» **Aim of the task**: Copy the lines below verbatim, beginning with the line that contains "to-be-continued: （未完待续） <box>530" and continuing through the line that contains "665 195 695</box>".

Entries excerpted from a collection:
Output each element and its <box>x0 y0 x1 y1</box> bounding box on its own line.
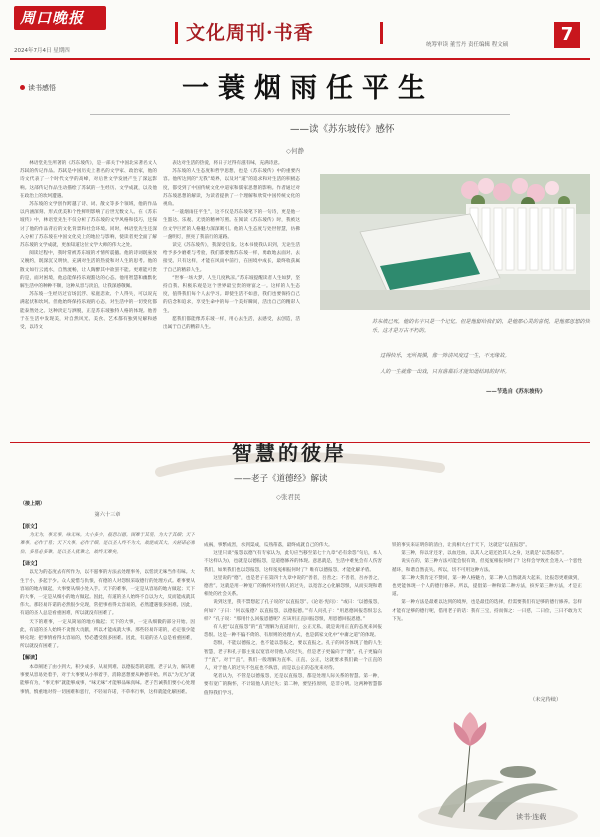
to-be-continued: （未完待续） <box>530 697 562 703</box>
masthead-logo <box>14 6 106 30</box>
article2-col3-para: 第二种大我肯定不赞同，第一种人格魅力，第二种人自然就高大起来，比报怨更难做到，也更能体现一个人的德行修养。所以，提倡第一种和第二种方法，摈弃第三种方法，才是正道。 <box>392 575 582 598</box>
article1-column-2 <box>163 160 300 440</box>
original-heading: 【原文】 <box>20 523 41 530</box>
pull-quote-2: 人的一生就像一出戏，只有落幕后才能知道结局的好坏。 <box>380 369 510 375</box>
masthead-editors: 统筹审读 董雪丹 责任编辑 程文硕 <box>426 42 509 48</box>
book-photo-illustration <box>320 174 590 310</box>
original-text: 为无为，事无事，味无味。大小多少，报怨以德。图难于其易，为大于其细；天下难事，必作于易；天下大事，必作于细。是以圣人终不为大，故能成其大。夫轻诺必寡信，多易必多难。是以圣人犹难之，故终无难矣。 <box>20 533 195 555</box>
article1-author: ◇何静 <box>286 147 304 155</box>
quote-source: ——节选自《苏东坡传》 <box>486 389 546 395</box>
translation-para: 天下的难事，一定从简易的地方做起；天下的大事，一定从细微的部分开始。因此，有道的圣人始终不贪图大贡献，所以才能成就大事。那些轻易许诺的，必定很少能够兑现；把事情看得太容易的，势必遭受很多困难。因此，有道的圣人总是看重困难，所以就没有困难了。 <box>20 619 195 650</box>
article2-col3-para: 第三种，你以牙还牙，以血还血，以其人之道还治其人之身，这就是“以怨报怨”。 <box>401 551 567 557</box>
article-1 <box>0 62 600 442</box>
interpret-para: 本章阐述了由小到大、积少成多，从易到难、以德报怨的道理。老子认为，解决难事要从容易处着手，对于大事要从小事着手，消除恶想要从种德开始。所以“为无为”就能够有为，“事无事”就能够成事，“味无味”才能够品味真味。老子告诫我们要小心处理事情，慎重地对待一切困难和恶行，不轻易许诺，不草率行事，这样就能化解困难。 <box>20 665 195 695</box>
article1-col2-para: 愿我们都能像苏东坡一样，用心去生活，去感受，去创造，活出属于自己的精彩人生。 <box>163 316 300 331</box>
interpret-heading: 【解读】 <box>20 655 41 662</box>
page-number-box <box>554 22 580 48</box>
book-photo <box>320 174 590 310</box>
article2-author: ◇张君民 <box>276 493 301 501</box>
article2-col2-para: 笔者认为，不管是以德报怨，还是以直报怨，都是处理人际关系的智慧。第一种，要有宽广的胸怀，不计较他人的过失；第二种，要坚持原则，是非分明。这两种智慧都值得我们学习。 <box>204 674 382 696</box>
masthead <box>0 0 600 62</box>
stamp-label: 读书·连载 <box>516 813 547 821</box>
masthead-section-title: 文化周刊·书香 <box>186 22 314 44</box>
masthead-bar-left <box>175 22 178 44</box>
article-2 <box>0 441 600 837</box>
article2-col2-para: 怨恨，不能以德报之，也不能以怨报之，要以直报之。孔子的回答体现了他的人生智慧，老子和孔子都主张以宽容对待他人的过失，但是老子更偏向于“德”，孔子更偏向于“直”。对于“直”，我们一般理解为直率、正直、公正，这就要求我们做一个正直的人，对于他人的过失不包庇也不纵容，而是以公正的态度来对待。 <box>204 641 382 672</box>
article2-col3-para: 铁的事实来证明你的清白，让真相大白于天下，这就是“以直报怨”。 <box>392 543 530 548</box>
article2-subtitle: ——老子《道德经》解读 <box>234 474 328 484</box>
translation-heading: 【译文】 <box>20 560 41 567</box>
article1-title: 一蓑烟雨任平生 <box>182 73 434 104</box>
article2-column-3 <box>392 542 582 692</box>
article1-col2-para: 苏东坡的人生态度和哲学思想，也是《苏东坡传》中的重要内容。他所达到的“无我”境界，以及对“道”的追求和对生活的积极态度，都受到了中国传统文化中道家和儒家思想的影响。作者通过对苏东坡思想的解读，为读者提供了一个理解和欣赏中国传统文化的视角。 <box>163 169 300 208</box>
lotus-illustration <box>408 706 588 836</box>
article2-col2-para: 成祸，事繁成害，水到渠成，瓜熟蒂落，最终成就自己的伟大。 <box>204 543 333 548</box>
photo-caption: 苏东坡已死，他的名字只是一个记忆。但是他留给我们的，是他那心灵的喜悦，是他那思想的快乐，这才是万古不朽的。 <box>372 319 590 334</box>
article2-col2-para: 这里只谈“报怨以德”(有专家认为，此句应当移至第七十九章“必有余怨”句后，本人不这样认为)，也就是以德报怨，是道德修养的体现。意思就是，生活中难免会有人伤害我们，如果我们也以怨报怨，这样冤冤相报何时了？唯有以德报怨，才能化解矛盾。 <box>204 551 382 573</box>
page-number: 7 <box>560 24 574 45</box>
continue-note: （接上期） <box>20 501 46 507</box>
pull-quote: 过得快乐，无所畏惧，像一阵清风度过一生，不无缘故。 <box>380 353 510 359</box>
chapter-heading: 第六十三章 <box>94 511 121 518</box>
article1-subtitle: ——读《苏东坡传》感怀 <box>290 124 395 135</box>
article1-col2-para: 读完《苏东坡传》，我深受启发。这本书使我认识到，无论生活给予多少磨难与考验，我们都要像苏东坡一样，勇敢地去面对、去接受。只有这样，才能在风雨中前行，在困境中成长，最终收获属于自己的精彩人生。 <box>163 243 300 273</box>
article1-column-1 <box>20 160 157 440</box>
masthead-logo-text: 周口晚报 <box>20 9 85 27</box>
article1-col2-para: “世事一场大梦，人生几度秋凉。”苏东坡提醒读者人生如梦，坚持自我、积极乐观是这个世界最宝贵的财富之一。这样的人生态度，值得我们每个人去学习。即使生活不如意，我们也要保持自己的信念和追求，享受生命中的每一个美好瞬间，活出自己的精彩人生。 <box>163 275 300 314</box>
article1-col1-para: 苏东坡的文学创作跨越了诗、词、散文等多个领域，他的作品以内涵深刻、形式优美和个性鲜明影响了后世无数文人。在《苏东坡传》中，林语堂先生不仅分析了苏东坡的文学风格和技巧，还探讨了他的作品背后的文化背景和社会环境。同时，林语堂先生还深入分析了苏东坡在中国文化史上的地位与影响，使读者更全面了解苏东坡的文学成就，更加知道这位文学大师的伟大之处。 <box>20 202 157 249</box>
article1-label-text: 读书感悟 <box>28 84 56 92</box>
article2-col2-para: 说到这里，我不禁想起了孔子说的“以直报怨”。《论语·宪问》：“或曰：‘以德报怨，何如？’子曰：‘何以报德？以直报怨，以德报德。’”有人问孔子：“用恩德回报怨恨怎么样？”孔子说：“那用什么回报恩德呢？应该用正直回报怨恨，用恩德回报恩德。” <box>204 600 382 622</box>
article1-label <box>20 80 70 96</box>
translation-para: 以无为的态度去有所作为，以不滋事的方法去处理事务，以恬淡无味当作有味。大生于小，多起于少。众人爱惜与仇恨，有德的人对怨恨采取德行的处理方式。难事要从容易的地方做起，大事要从细小处入手。天下的难事，一定是从容易的地方做起；天下的大事，一定是从细小的地方做起。因此，有道的圣人始终不自以为大，反而能成就其伟大。那轻易许诺的必然很少兑现，常把事看得太容易的，必然遭遇很多困难。因此，有道的圣人总是看重困难，所以就没有困难了。 <box>20 570 195 617</box>
masthead-date: 2024年7月4日 星期四 <box>14 48 70 54</box>
article2-col2-para: 这里说的“德”，也是老子在第四十九章中说的“善者，吾善之；不善者，吾亦善之，德善”。这就是用一种宽广的胸怀对待别人的过失，以宽容之心化解怨恨，从而实现和谐相处的社会关系。 <box>204 575 382 598</box>
article1-col2-para: 表达对生活的热爱，将日子过得有滋有味，充满诗意。 <box>172 161 283 166</box>
article2-col3-para: 第一种方法是最难以达到的境界，也是最佳的选择，但需要我们有足够的德行修养。怎样才能有足够的德行呢，借用老子的话：我有三宝，持而保之：一曰慈，二曰俭，三曰不敢为天下先。 <box>392 600 582 622</box>
article1-label-dot <box>20 85 25 90</box>
article2-column-1 <box>20 498 195 834</box>
article1-col1-para: 阅读过程中，我时常被苏东坡的才情所震撼。他的诗词既豪放又婉约，既深沉又明快，充满对生活的热爱和对人生的思考。他的散文如行云流水，自然流畅，让人陶醉其中欲罢不能。更难能可贵的是，面对困境，他总能保持乐观豁达的心态。他用智慧和幽默化解生活中的种种不顺，这种从容与淡泊，让我深感敬佩。 <box>20 251 157 290</box>
article1-col2-para: “一蓑烟雨任平生”，这不仅是苏东坡笔下的一句诗，更是他一生豁达、乐观、无畏的精神写照。在阅读《苏东坡传》时，我被这位文学巨匠的人格魅力深深吸引。他的人生态度与处世智慧，仿佛一盏明灯，照亮了我前行的道路。 <box>163 210 300 240</box>
article1-title-rule <box>90 114 510 115</box>
article2-col2-para: 有人把“以直报怨”的“直”理解为直道而行，公正无私，就是说用正直的态度来回报怨恨。这是一种不偏不倚的、有原则的处理方式，也是儒家文化中“中庸之道”的体现。 <box>204 625 382 639</box>
article1-col1-para: 苏东坡一生经历过官场沉浮、家庭悲欢、个人得失，可以说充满起伏和坎坷。但他始终保持乐观的心态，对生活中的一切变化都能泰然处之。这种淡定与洒脱，正是苏东坡独特人格的体现。他善于在生活中发现美，对自然风光、美食、艺术都有独到见解和感受，以诗文 <box>20 292 157 331</box>
article1-col1-para: 林语堂先生所著的《苏东坡传》，是一部关于中国北宋著名文人苏轼的传记作品。苏轼是中国历史上著名的文学家、政治家，他的诗文代表了一个时代文学的高峰，对后世文学发展产生了深远影响。这部传记作品生动描绘了苏轼的一生经历、文学成就，以及他在政治上的坎坷遭遇。 <box>20 161 157 199</box>
article2-col3-para: 说实在的，第三种方法可能会很有效，但冤冤相报何时了？这样会导致社会进入一个恶性循环，和谐自然丧失。所以，切不可用这种方法。 <box>392 559 582 573</box>
masthead-rule <box>10 58 590 60</box>
masthead-bar-right <box>380 22 383 44</box>
article2-column-2 <box>204 542 382 834</box>
article2-title: 智慧的彼岸 <box>232 441 347 465</box>
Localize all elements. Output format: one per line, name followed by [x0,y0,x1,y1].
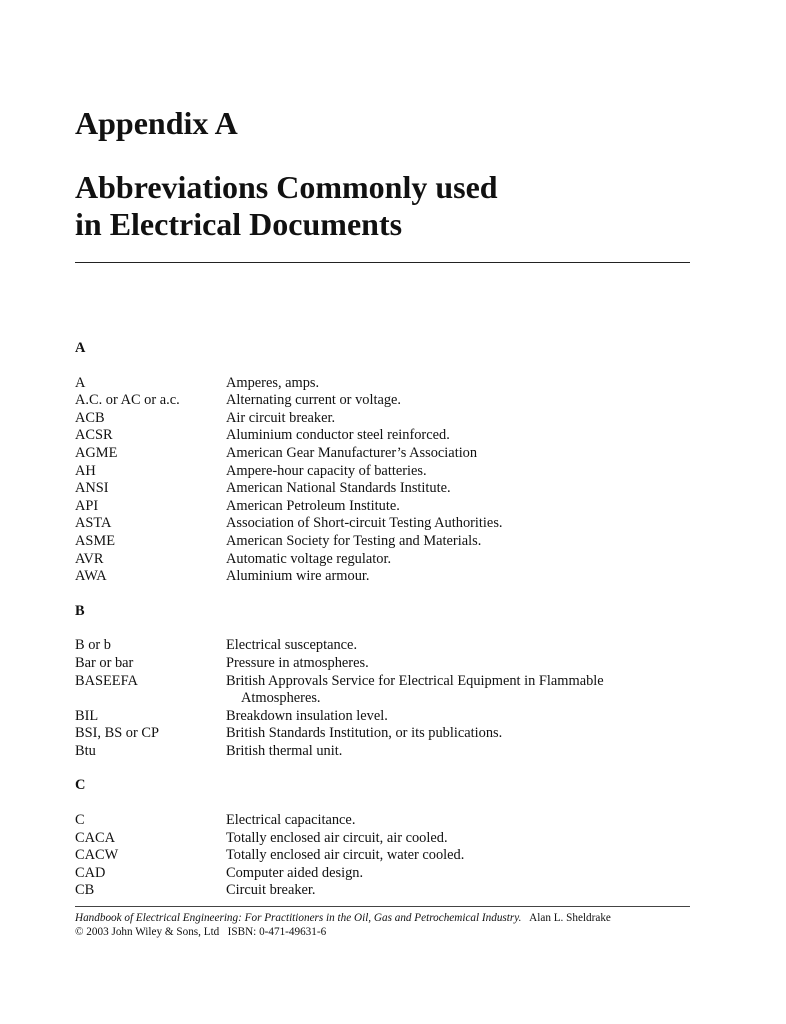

» **Result of the exercise**:
to-be-continued: （未完待续） <box>530 697 562 703</box>
masthead-logo <box>14 6 106 30</box>
article2-col3-para: 第二种大我肯定不赞同，第一种人格魅力，第二种人自然就高大起来，比报怨更难做到，也更能体现一个人的德行修养。所以，提倡第一种和第二种方法，摈弃第三种方法，才是正道。 <box>392 575 582 598</box>
article1-column-2 <box>163 160 300 440</box>
original-heading: 【原文】 <box>20 523 41 530</box>
pull-quote-2: 人的一生就像一出戏，只有落幕后才能知道结局的好坏。 <box>380 369 510 375</box>
masthead-editors: 统筹审读 董雪丹 责任编辑 程文硕 <box>426 42 509 48</box>
book-photo-illustration <box>320 174 590 310</box>
original-text: 为无为，事无事，味无味。大小多少，报怨以德。图难于其易，为大于其细；天下难事，必作于易；天下大事，必作于细。是以圣人终不为大，故能成其大。夫轻诺必寡信，多易必多难。是以圣人犹难之，故终无难矣。 <box>20 533 195 555</box>
article1-author: ◇何静 <box>286 147 304 155</box>
quote-source: ——节选自《苏东坡传》 <box>486 389 546 395</box>
translation-para: 天下的难事，一定从简易的地方做起；天下的大事，一定从细微的部分开始。因此，有道的圣人始终不贪图大贡献，所以才能成就大事。那些轻易许诺的，必定很少能够兑现；把事情看得太容易的，势必遭受很多困难。因此，有道的圣人总是看重困难，所以就没有困难了。 <box>20 619 195 650</box>
article2-col3-para: 第三种，你以牙还牙，以血还血，以其人之道还治其人之身，这就是“以怨报怨”。 <box>401 551 567 557</box>
article-1 <box>0 62 600 442</box>
interpret-para: 本章阐述了由小到大、积少成多，从易到难、以德报怨的道理。老子认为，解决难事要从容易处着手，对于大事要从小事着手，消除恶想要从种德开始。所以“为无为”就能够有为，“事无事”就能够成事，“味无味”才能够品味真味。老子告诫我们要小心处理事情，慎重地对待一切困难和恶行，不轻易许诺，不草率行事，这样就能化解困难。 <box>20 665 195 695</box>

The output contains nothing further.